• [GOAL OF THE EXERCISE]: Without the images, print all the entries below exactly as given.

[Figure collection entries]
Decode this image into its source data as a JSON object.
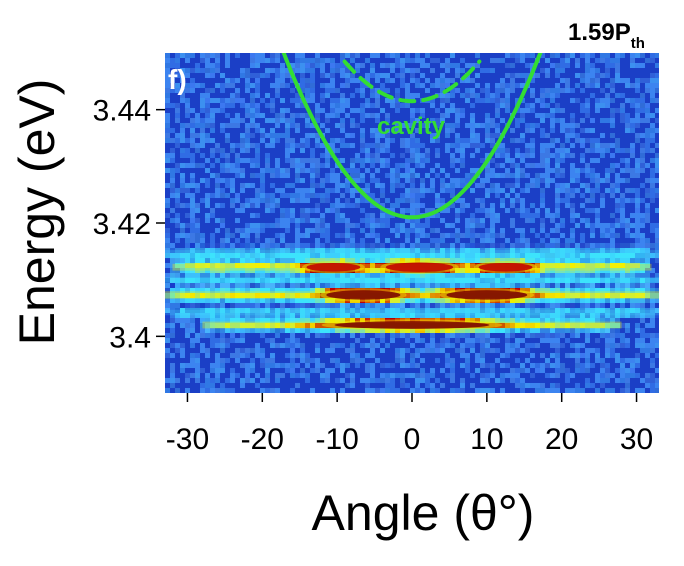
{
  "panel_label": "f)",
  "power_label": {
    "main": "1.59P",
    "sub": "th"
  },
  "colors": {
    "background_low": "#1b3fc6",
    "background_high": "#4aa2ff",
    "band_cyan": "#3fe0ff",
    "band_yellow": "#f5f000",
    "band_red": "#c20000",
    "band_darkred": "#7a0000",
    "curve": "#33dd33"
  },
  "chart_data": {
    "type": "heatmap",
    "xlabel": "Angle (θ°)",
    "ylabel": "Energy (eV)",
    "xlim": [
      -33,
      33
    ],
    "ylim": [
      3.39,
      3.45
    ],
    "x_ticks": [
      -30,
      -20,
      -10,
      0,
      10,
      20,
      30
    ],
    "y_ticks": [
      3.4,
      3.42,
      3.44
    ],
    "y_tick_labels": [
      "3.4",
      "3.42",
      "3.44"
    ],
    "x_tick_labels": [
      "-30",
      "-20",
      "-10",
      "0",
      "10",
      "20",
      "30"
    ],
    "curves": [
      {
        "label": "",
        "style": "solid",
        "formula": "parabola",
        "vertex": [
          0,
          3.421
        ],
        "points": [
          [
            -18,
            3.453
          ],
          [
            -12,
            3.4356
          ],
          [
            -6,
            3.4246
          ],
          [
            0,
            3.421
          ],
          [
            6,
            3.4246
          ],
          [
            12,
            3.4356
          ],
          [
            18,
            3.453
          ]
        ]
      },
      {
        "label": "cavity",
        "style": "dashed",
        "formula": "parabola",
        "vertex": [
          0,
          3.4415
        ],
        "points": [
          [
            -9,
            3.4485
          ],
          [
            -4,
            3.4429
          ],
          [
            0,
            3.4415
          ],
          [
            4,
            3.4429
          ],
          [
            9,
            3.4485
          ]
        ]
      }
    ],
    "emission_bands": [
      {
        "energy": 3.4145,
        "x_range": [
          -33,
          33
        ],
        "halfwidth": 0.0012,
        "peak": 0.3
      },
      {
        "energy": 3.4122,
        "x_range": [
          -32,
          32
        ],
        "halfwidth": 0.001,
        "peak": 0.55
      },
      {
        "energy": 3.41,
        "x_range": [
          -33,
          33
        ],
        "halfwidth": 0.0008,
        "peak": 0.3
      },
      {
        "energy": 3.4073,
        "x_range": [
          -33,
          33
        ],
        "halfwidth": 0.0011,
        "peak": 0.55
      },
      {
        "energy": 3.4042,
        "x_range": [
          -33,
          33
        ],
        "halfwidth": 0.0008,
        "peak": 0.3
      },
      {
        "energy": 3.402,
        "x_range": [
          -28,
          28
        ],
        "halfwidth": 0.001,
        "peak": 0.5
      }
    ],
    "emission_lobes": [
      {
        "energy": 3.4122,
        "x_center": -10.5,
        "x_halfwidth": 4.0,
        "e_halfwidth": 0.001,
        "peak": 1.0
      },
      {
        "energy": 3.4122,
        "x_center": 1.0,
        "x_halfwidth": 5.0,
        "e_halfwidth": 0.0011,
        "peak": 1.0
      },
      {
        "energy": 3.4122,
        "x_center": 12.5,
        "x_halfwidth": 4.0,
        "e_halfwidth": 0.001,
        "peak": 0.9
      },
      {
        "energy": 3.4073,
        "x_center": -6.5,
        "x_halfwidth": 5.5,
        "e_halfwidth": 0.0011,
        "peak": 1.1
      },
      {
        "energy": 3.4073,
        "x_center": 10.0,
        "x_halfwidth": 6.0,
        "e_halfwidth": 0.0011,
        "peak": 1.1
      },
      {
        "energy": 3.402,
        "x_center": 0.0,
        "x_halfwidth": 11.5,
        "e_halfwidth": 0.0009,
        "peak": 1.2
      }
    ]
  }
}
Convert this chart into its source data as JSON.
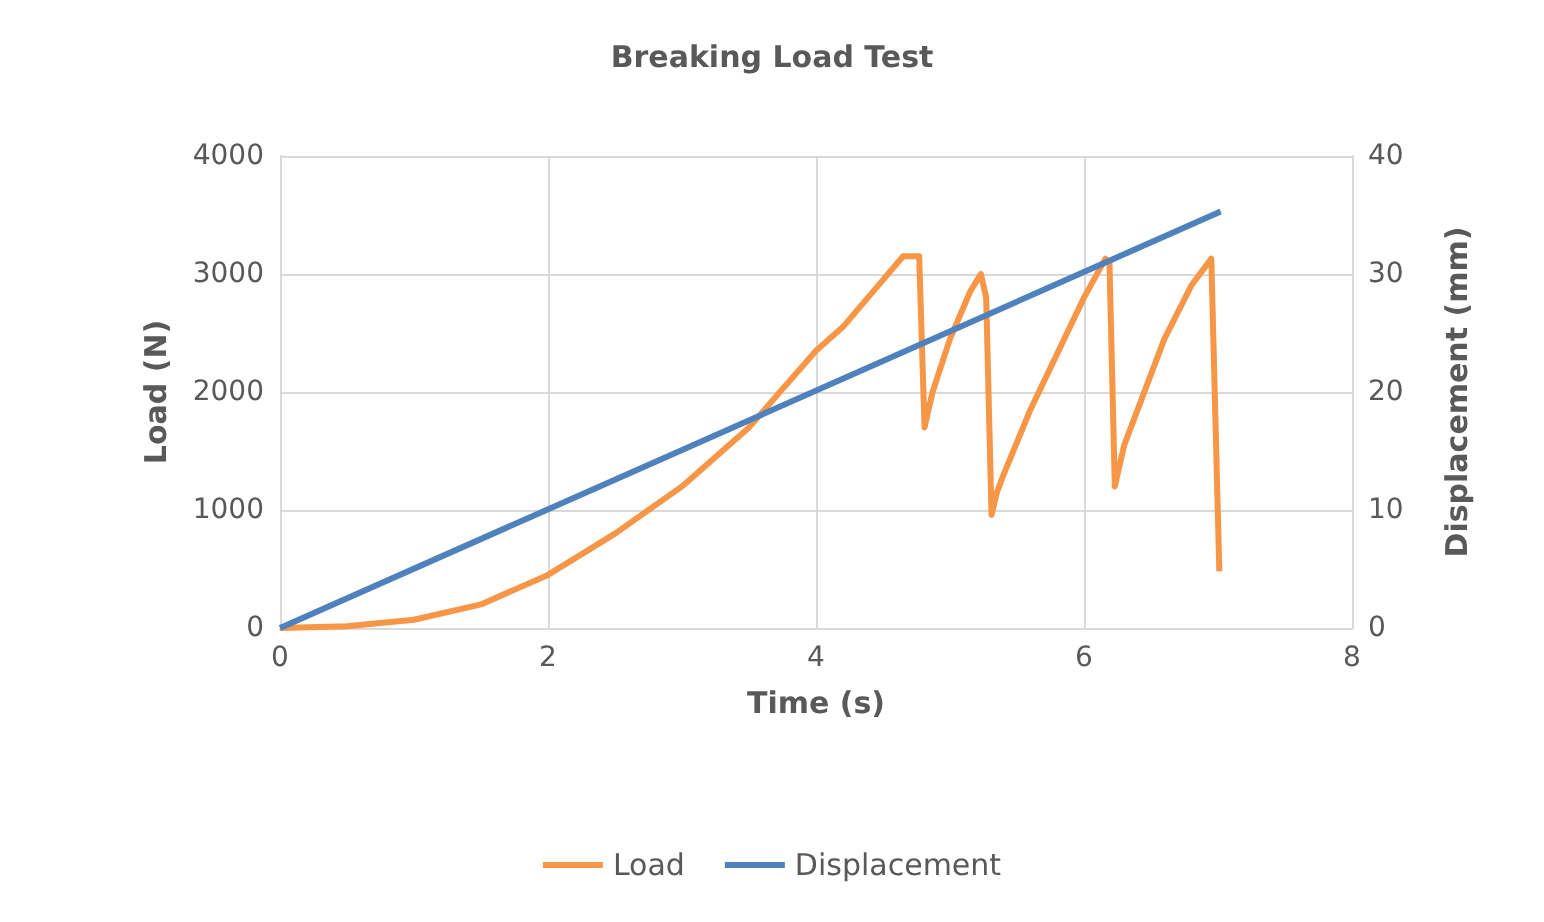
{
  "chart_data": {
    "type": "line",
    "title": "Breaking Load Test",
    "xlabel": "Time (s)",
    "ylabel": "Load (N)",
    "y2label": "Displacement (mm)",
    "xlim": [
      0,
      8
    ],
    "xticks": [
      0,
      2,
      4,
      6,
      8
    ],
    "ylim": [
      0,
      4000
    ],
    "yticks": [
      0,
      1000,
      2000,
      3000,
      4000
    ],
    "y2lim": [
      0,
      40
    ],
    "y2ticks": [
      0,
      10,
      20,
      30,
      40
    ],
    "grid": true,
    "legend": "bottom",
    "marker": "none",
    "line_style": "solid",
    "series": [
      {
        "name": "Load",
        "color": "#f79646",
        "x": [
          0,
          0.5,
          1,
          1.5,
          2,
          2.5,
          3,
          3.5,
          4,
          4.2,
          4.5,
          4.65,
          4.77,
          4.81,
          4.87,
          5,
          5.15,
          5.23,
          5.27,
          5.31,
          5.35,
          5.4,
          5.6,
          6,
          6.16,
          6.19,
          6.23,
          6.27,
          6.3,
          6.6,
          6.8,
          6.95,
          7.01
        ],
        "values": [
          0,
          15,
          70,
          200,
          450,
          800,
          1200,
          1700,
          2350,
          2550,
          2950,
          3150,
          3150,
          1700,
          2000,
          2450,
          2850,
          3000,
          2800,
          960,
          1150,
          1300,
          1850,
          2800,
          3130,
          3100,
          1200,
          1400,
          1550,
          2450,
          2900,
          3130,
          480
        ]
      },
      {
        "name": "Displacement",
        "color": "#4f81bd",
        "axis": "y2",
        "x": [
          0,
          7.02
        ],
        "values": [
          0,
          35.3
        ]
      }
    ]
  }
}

• [SOLUTION TO THIS PROBLEM]:
Decode this image into its source data as a JSON object.
{
  "panel_label": "f)",
  "power_label": {
    "main": "1.59P",
    "sub": "th"
  },
  "colors": {
    "background_low": "#1b3fc6",
    "background_high": "#4aa2ff",
    "band_cyan": "#3fe0ff",
    "band_yellow": "#f5f000",
    "band_red": "#c20000",
    "band_darkred": "#7a0000",
    "curve": "#33dd33"
  },
  "chart_data": {
    "type": "heatmap",
    "xlabel": "Angle (θ°)",
    "ylabel": "Energy (eV)",
    "xlim": [
      -33,
      33
    ],
    "ylim": [
      3.39,
      3.45
    ],
    "x_ticks": [
      -30,
      -20,
      -10,
      0,
      10,
      20,
      30
    ],
    "y_ticks": [
      3.4,
      3.42,
      3.44
    ],
    "y_tick_labels": [
      "3.4",
      "3.42",
      "3.44"
    ],
    "x_tick_labels": [
      "-30",
      "-20",
      "-10",
      "0",
      "10",
      "20",
      "30"
    ],
    "curves": [
      {
        "label": "",
        "style": "solid",
        "formula": "parabola",
        "vertex": [
          0,
          3.421
        ],
        "points": [
          [
            -18,
            3.453
          ],
          [
            -12,
            3.4356
          ],
          [
            -6,
            3.4246
          ],
          [
            0,
            3.421
          ],
          [
            6,
            3.4246
          ],
          [
            12,
            3.4356
          ],
          [
            18,
            3.453
          ]
        ]
      },
      {
        "label": "cavity",
        "style": "dashed",
        "formula": "parabola",
        "vertex": [
          0,
          3.4415
        ],
        "points": [
          [
            -9,
            3.4485
          ],
          [
            -4,
            3.4429
          ],
          [
            0,
            3.4415
          ],
          [
            4,
            3.4429
          ],
          [
            9,
            3.4485
          ]
        ]
      }
    ],
    "emission_bands": [
      {
        "energy": 3.4145,
        "x_range": [
          -33,
          33
        ],
        "halfwidth": 0.0012,
        "peak": 0.3
      },
      {
        "energy": 3.4122,
        "x_range": [
          -32,
          32
        ],
        "halfwidth": 0.001,
        "peak": 0.55
      },
      {
        "energy": 3.41,
        "x_range": [
          -33,
          33
        ],
        "halfwidth": 0.0008,
        "peak": 0.3
      },
      {
        "energy": 3.4073,
        "x_range": [
          -33,
          33
        ],
        "halfwidth": 0.0011,
        "peak": 0.55
      },
      {
        "energy": 3.4042,
        "x_range": [
          -33,
          33
        ],
        "halfwidth": 0.0008,
        "peak": 0.3
      },
      {
        "energy": 3.402,
        "x_range": [
          -28,
          28
        ],
        "halfwidth": 0.001,
        "peak": 0.5
      }
    ],
    "emission_lobes": [
      {
        "energy": 3.4122,
        "x_center": -10.5,
        "x_halfwidth": 4.0,
        "e_halfwidth": 0.001,
        "peak": 1.0
      },
      {
        "energy": 3.4122,
        "x_center": 1.0,
        "x_halfwidth": 5.0,
        "e_halfwidth": 0.0011,
        "peak": 1.0
      },
      {
        "energy": 3.4122,
        "x_center": 12.5,
        "x_halfwidth": 4.0,
        "e_halfwidth": 0.001,
        "peak": 0.9
      },
      {
        "energy": 3.4073,
        "x_center": -6.5,
        "x_halfwidth": 5.5,
        "e_halfwidth": 0.0011,
        "peak": 1.1
      },
      {
        "energy": 3.4073,
        "x_center": 10.0,
        "x_halfwidth": 6.0,
        "e_halfwidth": 0.0011,
        "peak": 1.1
      },
      {
        "energy": 3.402,
        "x_center": 0.0,
        "x_halfwidth": 11.5,
        "e_halfwidth": 0.0009,
        "peak": 1.2
      }
    ]
  }
}
Convert this chart into its source data as JSON.
{
  "chart_data": {
    "type": "line",
    "title": "Breaking Load Test",
    "xlabel": "Time (s)",
    "ylabel": "Load (N)",
    "y2label": "Displacement (mm)",
    "xlim": [
      0,
      8
    ],
    "xticks": [
      0,
      2,
      4,
      6,
      8
    ],
    "ylim": [
      0,
      4000
    ],
    "yticks": [
      0,
      1000,
      2000,
      3000,
      4000
    ],
    "y2lim": [
      0,
      40
    ],
    "y2ticks": [
      0,
      10,
      20,
      30,
      40
    ],
    "grid": true,
    "legend": "bottom",
    "marker": "none",
    "line_style": "solid",
    "series": [
      {
        "name": "Load",
        "color": "#f79646",
        "x": [
          0,
          0.5,
          1,
          1.5,
          2,
          2.5,
          3,
          3.5,
          4,
          4.2,
          4.5,
          4.65,
          4.77,
          4.81,
          4.87,
          5,
          5.15,
          5.23,
          5.27,
          5.31,
          5.35,
          5.4,
          5.6,
          6,
          6.16,
          6.19,
          6.23,
          6.27,
          6.3,
          6.6,
          6.8,
          6.95,
          7.01
        ],
        "values": [
          0,
          15,
          70,
          200,
          450,
          800,
          1200,
          1700,
          2350,
          2550,
          2950,
          3150,
          3150,
          1700,
          2000,
          2450,
          2850,
          3000,
          2800,
          960,
          1150,
          1300,
          1850,
          2800,
          3130,
          3100,
          1200,
          1400,
          1550,
          2450,
          2900,
          3130,
          480
        ]
      },
      {
        "name": "Displacement",
        "color": "#4f81bd",
        "axis": "y2",
        "x": [
          0,
          7.02
        ],
        "values": [
          0,
          35.3
        ]
      }
    ]
  }
}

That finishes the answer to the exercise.